## Raw data
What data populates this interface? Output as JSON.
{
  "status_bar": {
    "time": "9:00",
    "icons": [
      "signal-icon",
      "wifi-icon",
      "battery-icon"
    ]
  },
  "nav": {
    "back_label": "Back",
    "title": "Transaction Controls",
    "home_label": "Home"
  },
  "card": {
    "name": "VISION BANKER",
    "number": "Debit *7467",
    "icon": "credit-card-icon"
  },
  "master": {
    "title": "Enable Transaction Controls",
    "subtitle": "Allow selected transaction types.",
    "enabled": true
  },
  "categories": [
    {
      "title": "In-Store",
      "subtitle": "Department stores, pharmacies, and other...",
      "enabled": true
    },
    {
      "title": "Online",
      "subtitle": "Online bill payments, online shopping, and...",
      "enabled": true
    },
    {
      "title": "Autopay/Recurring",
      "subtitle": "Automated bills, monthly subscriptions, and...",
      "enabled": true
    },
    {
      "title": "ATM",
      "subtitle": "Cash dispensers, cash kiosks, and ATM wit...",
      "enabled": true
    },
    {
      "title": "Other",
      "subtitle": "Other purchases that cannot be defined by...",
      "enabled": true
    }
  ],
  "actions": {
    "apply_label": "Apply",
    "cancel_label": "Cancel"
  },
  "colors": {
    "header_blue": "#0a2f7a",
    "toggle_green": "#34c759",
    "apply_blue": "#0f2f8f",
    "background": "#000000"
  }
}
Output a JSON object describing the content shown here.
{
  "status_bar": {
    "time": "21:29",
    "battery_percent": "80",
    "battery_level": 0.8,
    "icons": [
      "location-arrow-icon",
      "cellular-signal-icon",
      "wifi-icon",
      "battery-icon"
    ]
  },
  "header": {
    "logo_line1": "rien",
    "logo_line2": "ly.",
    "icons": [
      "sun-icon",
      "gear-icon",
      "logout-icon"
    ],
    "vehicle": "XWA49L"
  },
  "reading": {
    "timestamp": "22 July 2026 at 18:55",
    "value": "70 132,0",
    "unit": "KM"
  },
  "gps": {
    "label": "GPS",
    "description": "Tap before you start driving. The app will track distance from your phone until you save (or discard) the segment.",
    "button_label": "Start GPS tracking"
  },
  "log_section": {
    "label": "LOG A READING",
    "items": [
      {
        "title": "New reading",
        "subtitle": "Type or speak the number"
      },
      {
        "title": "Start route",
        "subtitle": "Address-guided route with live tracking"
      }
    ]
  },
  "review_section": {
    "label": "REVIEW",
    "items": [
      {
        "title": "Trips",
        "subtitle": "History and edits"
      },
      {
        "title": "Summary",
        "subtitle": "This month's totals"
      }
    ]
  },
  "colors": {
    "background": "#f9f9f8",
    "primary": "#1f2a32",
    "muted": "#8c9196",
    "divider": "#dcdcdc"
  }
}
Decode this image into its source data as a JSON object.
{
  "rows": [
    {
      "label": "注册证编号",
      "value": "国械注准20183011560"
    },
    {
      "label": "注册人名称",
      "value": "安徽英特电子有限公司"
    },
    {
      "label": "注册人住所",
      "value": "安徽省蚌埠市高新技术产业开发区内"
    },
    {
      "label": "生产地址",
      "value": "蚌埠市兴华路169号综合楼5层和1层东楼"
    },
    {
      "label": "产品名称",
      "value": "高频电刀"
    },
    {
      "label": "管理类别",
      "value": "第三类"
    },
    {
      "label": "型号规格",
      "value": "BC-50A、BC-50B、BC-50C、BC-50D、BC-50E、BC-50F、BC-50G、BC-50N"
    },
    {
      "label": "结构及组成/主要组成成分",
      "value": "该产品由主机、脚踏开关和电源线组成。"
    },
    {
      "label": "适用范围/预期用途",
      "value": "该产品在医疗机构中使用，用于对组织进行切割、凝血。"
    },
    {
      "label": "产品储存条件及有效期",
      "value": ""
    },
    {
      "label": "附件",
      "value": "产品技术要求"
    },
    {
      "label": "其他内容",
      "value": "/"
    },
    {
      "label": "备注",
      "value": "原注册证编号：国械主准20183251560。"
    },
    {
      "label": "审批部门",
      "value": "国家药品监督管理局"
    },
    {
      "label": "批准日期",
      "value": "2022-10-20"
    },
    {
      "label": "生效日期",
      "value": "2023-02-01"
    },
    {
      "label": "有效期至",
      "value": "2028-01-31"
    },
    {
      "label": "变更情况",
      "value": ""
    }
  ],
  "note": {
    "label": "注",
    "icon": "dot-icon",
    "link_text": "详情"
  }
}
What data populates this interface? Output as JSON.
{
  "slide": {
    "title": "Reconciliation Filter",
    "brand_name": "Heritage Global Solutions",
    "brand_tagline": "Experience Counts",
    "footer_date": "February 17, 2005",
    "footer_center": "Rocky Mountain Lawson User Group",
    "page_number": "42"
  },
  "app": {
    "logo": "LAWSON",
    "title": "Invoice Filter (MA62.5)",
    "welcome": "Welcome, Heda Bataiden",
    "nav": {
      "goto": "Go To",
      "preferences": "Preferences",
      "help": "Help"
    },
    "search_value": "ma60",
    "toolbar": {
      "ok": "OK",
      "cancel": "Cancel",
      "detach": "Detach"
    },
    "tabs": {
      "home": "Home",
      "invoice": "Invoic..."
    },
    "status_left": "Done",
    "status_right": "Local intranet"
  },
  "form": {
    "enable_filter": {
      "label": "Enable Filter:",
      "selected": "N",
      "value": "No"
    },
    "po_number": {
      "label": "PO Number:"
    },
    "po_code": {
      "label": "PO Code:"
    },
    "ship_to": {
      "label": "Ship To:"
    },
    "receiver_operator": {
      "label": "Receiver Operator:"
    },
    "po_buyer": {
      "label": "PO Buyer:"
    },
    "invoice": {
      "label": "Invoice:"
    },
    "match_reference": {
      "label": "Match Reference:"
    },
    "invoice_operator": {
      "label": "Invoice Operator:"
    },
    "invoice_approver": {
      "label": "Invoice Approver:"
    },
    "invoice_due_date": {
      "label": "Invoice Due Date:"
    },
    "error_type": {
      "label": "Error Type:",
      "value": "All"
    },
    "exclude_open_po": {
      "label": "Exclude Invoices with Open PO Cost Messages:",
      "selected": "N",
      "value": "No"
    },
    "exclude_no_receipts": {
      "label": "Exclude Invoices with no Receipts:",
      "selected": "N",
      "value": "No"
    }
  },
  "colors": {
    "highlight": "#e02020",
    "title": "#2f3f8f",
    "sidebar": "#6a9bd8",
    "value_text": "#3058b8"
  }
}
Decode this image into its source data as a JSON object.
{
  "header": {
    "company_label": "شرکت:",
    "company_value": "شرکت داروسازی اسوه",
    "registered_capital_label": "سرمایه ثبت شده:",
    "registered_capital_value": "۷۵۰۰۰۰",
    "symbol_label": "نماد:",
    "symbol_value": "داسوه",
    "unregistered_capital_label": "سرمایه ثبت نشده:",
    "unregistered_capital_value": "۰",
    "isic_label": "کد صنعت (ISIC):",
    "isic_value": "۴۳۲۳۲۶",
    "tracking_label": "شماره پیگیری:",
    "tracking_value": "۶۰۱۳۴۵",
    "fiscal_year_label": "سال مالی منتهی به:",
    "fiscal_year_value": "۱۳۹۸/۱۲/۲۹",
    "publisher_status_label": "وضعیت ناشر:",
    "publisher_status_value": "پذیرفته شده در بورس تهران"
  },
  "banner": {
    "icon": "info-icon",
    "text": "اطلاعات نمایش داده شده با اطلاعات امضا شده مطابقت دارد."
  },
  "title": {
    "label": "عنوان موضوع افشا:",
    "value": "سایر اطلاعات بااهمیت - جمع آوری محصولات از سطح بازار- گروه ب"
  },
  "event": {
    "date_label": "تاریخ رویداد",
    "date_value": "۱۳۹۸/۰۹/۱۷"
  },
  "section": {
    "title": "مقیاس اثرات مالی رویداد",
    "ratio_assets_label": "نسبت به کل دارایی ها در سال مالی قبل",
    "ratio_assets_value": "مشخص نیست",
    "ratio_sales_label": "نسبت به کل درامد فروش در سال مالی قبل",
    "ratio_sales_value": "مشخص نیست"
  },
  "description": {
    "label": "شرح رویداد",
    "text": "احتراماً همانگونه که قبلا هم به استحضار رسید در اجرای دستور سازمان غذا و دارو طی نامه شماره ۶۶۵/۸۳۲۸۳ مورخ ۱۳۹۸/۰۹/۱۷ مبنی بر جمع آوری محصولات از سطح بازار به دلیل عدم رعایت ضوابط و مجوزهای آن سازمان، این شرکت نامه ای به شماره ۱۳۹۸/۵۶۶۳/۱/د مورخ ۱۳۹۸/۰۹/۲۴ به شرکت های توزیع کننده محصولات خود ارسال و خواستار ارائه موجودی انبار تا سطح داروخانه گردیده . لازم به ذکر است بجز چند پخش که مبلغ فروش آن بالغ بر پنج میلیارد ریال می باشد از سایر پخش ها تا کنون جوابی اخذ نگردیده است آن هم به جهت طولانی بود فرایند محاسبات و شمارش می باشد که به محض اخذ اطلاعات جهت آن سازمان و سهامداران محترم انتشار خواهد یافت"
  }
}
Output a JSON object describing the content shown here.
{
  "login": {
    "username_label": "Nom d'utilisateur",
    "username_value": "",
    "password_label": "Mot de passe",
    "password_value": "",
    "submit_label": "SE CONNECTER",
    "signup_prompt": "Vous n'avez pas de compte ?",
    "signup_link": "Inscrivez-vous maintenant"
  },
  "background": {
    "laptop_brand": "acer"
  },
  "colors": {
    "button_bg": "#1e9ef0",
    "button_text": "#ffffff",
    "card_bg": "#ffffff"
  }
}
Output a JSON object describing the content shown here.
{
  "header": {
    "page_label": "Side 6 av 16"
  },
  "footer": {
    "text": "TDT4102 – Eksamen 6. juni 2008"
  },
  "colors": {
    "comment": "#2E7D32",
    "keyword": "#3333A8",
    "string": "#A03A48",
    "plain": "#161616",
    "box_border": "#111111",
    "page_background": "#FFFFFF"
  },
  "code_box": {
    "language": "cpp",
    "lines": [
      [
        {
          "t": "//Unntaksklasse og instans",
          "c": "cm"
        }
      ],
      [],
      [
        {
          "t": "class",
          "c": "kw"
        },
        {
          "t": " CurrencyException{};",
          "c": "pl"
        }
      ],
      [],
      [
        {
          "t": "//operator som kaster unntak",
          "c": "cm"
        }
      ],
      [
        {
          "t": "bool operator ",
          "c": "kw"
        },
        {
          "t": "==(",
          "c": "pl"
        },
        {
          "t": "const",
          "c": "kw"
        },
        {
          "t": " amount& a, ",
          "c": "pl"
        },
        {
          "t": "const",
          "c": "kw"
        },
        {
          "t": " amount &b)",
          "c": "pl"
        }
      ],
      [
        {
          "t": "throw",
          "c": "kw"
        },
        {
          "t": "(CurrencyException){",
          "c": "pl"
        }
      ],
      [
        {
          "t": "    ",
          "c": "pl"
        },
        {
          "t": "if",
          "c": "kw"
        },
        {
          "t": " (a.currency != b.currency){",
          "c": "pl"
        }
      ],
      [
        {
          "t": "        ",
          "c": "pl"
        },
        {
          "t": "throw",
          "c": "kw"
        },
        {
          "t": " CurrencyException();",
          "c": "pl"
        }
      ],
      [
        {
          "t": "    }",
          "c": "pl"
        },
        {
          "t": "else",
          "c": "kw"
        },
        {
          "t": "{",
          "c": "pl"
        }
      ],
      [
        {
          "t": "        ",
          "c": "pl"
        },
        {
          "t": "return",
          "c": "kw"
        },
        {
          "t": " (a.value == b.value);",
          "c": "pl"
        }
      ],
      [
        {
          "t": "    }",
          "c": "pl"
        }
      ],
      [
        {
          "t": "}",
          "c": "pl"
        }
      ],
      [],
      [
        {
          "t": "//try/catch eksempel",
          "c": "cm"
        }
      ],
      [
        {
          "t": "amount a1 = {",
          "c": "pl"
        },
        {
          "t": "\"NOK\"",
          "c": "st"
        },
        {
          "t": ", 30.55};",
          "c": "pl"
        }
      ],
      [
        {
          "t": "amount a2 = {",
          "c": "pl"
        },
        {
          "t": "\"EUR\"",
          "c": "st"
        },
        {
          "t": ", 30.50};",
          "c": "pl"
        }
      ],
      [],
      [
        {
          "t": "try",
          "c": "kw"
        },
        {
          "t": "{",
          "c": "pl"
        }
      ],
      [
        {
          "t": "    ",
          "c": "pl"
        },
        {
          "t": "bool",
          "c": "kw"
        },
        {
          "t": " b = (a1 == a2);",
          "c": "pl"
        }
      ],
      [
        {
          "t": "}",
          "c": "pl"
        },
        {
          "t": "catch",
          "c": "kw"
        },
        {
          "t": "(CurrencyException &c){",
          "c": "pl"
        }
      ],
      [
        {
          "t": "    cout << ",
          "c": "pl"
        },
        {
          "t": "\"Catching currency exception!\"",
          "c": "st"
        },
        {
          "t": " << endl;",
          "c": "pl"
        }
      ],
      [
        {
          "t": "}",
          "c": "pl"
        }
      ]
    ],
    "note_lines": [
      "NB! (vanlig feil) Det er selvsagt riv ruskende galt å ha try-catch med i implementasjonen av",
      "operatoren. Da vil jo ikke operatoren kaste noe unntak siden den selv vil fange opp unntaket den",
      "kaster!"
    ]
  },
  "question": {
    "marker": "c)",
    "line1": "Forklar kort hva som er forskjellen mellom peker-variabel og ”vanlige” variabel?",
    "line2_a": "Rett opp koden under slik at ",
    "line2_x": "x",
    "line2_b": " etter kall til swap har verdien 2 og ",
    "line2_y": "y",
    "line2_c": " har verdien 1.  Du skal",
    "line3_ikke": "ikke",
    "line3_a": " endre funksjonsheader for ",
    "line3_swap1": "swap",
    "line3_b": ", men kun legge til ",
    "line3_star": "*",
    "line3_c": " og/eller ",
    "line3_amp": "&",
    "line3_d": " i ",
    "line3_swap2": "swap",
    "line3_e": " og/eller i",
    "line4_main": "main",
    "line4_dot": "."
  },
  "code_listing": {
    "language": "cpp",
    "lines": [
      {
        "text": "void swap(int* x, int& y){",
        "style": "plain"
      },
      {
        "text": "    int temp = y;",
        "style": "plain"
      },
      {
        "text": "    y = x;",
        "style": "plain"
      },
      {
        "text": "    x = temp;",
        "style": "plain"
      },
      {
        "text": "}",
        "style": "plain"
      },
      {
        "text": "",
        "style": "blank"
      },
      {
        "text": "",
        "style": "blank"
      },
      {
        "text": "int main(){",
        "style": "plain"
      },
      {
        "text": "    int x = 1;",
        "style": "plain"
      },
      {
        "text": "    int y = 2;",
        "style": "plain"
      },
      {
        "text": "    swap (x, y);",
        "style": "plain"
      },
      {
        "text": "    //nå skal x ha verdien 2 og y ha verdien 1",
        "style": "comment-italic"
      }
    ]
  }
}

## Objective
Copy out each line of the entries that holds "شرکت".

## Answer
    "company_label": "شرکت:",
    "company_value": "شرکت داروسازی اسوه",
    "text": "احتراماً همانگونه که قبلا هم به استحضار رسید در اجرای دستور سازمان غذا و دارو طی نامه شماره ۶۶۵/۸۳۲۸۳ مورخ ۱۳۹۸/۰۹/۱۷ مبنی بر جمع آوری محصولات از سطح بازار به دلیل عدم رعایت ضوابط و مجوزهای آن سازمان، این شرکت نامه ای به شماره ۱۳۹۸/۵۶۶۳/۱/د مورخ ۱۳۹۸/۰۹/۲۴ به شرکت های توزیع کننده محصولات خود ارسال و خواستار ارائه موجودی انبار تا سطح داروخانه گردیده . لازم به ذکر است بجز چند پخش که مبلغ فروش آن بالغ بر پنج میلیارد ریال می باشد از سایر پخش ها تا کنون جوابی اخذ نگردیده است آن هم به جهت طولانی بود فرایند محاسبات و شمارش می باشد که به محض اخذ اطلاعات جهت آن سازمان و سهامداران محترم انتشار خواهد یافت"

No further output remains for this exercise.